Figure dataset records:
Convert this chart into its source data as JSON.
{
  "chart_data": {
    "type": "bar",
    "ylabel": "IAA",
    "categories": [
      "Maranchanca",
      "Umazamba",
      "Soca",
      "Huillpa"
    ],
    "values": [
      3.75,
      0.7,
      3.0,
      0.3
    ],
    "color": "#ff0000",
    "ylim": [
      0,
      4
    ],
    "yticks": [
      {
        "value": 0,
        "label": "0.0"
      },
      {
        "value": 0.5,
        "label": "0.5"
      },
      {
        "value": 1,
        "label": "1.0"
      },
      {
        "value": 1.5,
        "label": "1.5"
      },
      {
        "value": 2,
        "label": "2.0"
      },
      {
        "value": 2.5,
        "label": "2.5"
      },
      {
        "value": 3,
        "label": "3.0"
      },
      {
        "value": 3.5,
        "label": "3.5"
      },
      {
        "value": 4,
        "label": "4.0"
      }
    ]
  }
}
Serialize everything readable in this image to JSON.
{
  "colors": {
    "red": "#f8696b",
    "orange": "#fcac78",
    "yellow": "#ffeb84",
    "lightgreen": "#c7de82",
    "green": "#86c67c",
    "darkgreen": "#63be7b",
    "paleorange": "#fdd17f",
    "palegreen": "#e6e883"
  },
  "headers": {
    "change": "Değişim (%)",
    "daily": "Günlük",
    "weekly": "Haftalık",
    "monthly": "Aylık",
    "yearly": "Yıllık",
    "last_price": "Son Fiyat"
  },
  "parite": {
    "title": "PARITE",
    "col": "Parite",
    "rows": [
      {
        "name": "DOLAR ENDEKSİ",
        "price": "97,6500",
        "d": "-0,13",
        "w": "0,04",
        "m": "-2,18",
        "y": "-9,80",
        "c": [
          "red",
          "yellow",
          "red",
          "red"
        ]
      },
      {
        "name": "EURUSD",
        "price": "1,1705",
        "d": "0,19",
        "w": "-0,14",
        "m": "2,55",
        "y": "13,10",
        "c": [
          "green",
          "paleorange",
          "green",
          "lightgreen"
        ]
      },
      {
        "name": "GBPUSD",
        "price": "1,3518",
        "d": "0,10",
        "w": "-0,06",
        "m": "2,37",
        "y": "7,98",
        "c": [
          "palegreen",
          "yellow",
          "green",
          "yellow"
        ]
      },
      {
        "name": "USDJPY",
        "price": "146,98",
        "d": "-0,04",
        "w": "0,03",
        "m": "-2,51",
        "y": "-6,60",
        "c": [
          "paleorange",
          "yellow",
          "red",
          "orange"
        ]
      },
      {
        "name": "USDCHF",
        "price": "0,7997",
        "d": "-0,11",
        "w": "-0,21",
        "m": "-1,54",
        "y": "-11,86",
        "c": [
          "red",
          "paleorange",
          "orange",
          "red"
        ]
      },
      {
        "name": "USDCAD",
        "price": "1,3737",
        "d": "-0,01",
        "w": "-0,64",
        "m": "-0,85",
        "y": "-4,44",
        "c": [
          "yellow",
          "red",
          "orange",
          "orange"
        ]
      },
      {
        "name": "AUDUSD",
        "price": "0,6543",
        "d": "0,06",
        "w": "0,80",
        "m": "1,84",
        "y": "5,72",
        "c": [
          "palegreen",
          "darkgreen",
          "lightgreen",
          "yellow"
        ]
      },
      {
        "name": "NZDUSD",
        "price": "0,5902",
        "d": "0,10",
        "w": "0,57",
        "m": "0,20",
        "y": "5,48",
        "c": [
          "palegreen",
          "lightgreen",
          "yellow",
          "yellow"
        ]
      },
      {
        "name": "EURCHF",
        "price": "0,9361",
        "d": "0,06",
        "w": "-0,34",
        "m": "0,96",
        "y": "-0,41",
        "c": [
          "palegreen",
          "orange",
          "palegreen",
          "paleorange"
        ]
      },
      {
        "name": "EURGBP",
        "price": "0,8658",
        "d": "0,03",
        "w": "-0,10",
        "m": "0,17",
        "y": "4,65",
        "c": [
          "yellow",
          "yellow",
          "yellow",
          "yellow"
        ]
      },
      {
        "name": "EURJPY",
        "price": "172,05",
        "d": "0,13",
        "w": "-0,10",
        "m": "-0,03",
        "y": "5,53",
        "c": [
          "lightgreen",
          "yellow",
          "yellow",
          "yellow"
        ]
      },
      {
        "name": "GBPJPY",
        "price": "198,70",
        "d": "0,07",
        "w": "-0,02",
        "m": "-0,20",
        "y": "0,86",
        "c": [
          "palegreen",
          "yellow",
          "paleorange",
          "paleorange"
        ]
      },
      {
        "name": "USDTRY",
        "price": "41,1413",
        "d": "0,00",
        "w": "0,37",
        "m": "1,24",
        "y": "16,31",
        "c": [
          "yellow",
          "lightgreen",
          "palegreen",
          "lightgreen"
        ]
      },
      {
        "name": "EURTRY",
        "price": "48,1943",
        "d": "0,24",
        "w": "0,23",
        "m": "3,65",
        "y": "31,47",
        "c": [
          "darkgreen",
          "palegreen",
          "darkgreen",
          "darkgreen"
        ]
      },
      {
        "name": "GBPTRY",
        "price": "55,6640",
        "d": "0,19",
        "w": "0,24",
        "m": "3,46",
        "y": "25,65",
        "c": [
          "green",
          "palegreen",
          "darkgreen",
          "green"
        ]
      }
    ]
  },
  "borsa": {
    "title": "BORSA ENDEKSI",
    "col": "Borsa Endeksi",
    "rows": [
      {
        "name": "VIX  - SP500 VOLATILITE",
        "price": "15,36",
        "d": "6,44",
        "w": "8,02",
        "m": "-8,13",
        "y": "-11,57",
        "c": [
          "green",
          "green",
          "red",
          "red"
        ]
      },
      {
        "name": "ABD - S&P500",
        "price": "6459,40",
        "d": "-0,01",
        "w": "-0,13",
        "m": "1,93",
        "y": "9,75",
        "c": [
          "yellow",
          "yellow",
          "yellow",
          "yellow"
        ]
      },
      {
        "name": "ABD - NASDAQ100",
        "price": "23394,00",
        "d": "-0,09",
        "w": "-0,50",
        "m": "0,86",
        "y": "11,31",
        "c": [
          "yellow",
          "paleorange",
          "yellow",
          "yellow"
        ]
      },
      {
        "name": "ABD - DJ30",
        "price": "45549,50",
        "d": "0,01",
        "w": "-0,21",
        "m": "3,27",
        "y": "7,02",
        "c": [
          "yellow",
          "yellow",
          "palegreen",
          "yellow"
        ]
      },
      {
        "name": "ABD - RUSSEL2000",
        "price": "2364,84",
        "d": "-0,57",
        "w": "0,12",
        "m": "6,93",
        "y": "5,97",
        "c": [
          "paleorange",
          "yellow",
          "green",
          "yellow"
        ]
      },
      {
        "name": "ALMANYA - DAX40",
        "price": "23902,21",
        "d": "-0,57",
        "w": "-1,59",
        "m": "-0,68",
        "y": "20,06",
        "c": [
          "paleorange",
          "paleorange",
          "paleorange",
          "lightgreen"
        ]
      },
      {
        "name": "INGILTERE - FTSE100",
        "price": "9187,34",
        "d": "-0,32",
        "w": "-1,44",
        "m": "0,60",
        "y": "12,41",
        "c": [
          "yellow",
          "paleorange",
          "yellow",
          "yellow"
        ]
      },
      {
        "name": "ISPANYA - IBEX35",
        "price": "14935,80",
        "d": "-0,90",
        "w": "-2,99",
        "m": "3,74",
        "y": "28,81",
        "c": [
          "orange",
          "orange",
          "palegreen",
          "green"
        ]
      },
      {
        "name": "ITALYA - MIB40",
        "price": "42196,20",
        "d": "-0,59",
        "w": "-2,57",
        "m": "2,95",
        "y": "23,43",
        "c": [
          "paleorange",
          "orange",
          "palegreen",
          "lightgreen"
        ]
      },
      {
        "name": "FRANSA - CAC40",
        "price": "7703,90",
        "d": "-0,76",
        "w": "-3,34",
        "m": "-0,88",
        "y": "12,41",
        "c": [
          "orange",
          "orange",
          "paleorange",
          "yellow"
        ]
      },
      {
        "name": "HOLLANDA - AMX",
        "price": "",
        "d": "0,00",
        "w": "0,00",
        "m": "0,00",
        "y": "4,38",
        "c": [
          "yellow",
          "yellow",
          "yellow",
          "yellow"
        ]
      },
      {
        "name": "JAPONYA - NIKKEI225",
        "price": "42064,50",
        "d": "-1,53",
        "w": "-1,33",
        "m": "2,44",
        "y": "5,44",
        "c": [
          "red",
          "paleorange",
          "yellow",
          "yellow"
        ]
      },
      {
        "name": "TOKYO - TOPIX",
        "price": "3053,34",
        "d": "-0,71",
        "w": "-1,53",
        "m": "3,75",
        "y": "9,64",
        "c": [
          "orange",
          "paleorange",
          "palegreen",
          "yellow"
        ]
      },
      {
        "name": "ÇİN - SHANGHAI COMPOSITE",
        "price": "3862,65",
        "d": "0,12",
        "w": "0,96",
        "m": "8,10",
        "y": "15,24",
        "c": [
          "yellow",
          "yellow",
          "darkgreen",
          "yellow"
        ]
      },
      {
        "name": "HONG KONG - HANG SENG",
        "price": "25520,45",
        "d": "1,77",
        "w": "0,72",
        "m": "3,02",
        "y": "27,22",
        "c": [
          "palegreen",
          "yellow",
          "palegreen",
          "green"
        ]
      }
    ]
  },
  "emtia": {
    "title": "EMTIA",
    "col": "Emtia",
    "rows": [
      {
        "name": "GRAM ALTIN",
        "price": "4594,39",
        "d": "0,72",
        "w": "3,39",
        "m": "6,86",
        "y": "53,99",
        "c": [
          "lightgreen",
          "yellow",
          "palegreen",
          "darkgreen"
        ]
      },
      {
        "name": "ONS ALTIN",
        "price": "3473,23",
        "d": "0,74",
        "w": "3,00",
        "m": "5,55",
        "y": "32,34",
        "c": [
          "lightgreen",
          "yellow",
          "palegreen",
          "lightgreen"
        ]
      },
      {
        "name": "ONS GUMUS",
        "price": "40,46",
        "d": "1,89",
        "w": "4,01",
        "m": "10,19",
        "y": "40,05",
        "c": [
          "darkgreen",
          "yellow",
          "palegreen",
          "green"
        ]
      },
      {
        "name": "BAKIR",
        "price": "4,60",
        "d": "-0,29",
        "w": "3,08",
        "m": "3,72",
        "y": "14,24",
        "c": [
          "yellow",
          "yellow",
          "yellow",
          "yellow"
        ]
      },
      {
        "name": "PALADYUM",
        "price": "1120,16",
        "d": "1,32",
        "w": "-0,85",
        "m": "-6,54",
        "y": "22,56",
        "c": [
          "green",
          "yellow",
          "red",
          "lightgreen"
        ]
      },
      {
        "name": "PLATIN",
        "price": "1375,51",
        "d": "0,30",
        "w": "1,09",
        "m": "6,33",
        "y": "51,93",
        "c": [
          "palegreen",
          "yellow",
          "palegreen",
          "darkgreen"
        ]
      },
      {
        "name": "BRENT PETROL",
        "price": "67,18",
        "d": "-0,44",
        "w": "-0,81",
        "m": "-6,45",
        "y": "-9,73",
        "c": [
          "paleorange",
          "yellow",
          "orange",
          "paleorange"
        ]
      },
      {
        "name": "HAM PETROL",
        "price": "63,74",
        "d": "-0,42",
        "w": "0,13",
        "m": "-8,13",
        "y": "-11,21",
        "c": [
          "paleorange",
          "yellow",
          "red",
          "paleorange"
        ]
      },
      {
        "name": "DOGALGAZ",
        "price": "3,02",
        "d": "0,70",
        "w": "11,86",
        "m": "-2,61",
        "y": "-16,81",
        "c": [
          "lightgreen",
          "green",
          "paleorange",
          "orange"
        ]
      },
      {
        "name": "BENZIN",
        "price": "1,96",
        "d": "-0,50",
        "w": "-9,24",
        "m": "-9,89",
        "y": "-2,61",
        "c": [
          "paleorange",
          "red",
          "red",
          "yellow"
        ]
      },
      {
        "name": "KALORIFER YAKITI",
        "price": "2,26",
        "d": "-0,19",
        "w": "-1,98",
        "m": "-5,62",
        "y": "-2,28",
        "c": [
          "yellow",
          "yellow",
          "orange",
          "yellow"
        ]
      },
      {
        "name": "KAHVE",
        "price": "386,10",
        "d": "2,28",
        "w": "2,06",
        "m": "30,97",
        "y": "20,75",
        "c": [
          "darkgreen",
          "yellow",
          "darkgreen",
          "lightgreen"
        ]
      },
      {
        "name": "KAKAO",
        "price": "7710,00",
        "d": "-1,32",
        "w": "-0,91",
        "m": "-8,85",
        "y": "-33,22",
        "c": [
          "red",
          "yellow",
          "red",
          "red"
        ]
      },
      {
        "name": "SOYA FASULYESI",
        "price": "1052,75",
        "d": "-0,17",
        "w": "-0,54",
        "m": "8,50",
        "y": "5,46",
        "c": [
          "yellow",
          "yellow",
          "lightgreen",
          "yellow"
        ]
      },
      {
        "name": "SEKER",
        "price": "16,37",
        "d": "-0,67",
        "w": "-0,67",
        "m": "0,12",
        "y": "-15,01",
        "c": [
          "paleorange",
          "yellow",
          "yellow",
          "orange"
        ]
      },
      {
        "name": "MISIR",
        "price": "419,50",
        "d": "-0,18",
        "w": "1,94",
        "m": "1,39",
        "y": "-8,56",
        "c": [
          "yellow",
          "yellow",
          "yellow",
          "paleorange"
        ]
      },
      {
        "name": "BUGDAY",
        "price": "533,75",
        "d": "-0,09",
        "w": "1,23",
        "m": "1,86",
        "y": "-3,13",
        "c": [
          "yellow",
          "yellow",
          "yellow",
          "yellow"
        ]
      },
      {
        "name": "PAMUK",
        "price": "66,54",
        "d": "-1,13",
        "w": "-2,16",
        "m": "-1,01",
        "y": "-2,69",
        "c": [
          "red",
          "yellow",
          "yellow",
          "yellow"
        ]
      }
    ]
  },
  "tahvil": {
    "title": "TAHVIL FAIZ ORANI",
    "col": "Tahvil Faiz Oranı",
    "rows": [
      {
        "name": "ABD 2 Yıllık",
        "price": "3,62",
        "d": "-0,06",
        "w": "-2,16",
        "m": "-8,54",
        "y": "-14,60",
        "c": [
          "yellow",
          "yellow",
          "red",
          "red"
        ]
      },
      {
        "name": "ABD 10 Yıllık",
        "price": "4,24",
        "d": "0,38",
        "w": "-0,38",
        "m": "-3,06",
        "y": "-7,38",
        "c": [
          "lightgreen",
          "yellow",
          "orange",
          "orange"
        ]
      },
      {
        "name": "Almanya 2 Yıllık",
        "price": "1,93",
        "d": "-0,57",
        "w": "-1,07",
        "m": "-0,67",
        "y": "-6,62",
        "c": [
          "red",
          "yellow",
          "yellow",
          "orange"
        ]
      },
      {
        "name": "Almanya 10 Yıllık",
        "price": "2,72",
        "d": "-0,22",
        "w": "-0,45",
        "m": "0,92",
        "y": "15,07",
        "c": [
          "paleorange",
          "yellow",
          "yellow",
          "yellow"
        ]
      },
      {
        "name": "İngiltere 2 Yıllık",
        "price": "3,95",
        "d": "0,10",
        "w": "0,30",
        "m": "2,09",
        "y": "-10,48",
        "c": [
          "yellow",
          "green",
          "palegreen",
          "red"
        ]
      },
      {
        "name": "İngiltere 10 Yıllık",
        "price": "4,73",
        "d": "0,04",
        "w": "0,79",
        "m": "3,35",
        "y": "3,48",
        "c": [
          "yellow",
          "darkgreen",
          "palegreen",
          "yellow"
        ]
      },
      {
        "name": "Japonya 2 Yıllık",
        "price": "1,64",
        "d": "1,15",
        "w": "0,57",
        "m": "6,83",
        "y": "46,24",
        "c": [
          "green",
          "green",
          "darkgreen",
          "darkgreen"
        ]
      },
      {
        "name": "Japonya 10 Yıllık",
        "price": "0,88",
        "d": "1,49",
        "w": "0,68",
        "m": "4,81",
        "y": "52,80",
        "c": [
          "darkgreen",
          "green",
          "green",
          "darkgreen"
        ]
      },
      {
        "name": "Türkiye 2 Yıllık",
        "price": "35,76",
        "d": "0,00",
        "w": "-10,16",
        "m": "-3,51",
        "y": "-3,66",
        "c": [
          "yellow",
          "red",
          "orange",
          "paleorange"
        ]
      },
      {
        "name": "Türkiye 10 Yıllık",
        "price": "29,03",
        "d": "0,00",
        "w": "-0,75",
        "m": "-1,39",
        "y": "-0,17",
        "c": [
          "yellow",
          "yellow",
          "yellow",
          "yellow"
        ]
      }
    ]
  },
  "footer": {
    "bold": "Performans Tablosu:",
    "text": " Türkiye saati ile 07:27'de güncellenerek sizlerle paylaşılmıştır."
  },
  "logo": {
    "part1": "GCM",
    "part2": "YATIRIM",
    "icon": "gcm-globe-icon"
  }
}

# Goal
Return solely the number of lines in the data that include the word "Yıllık".

# Exercise response
11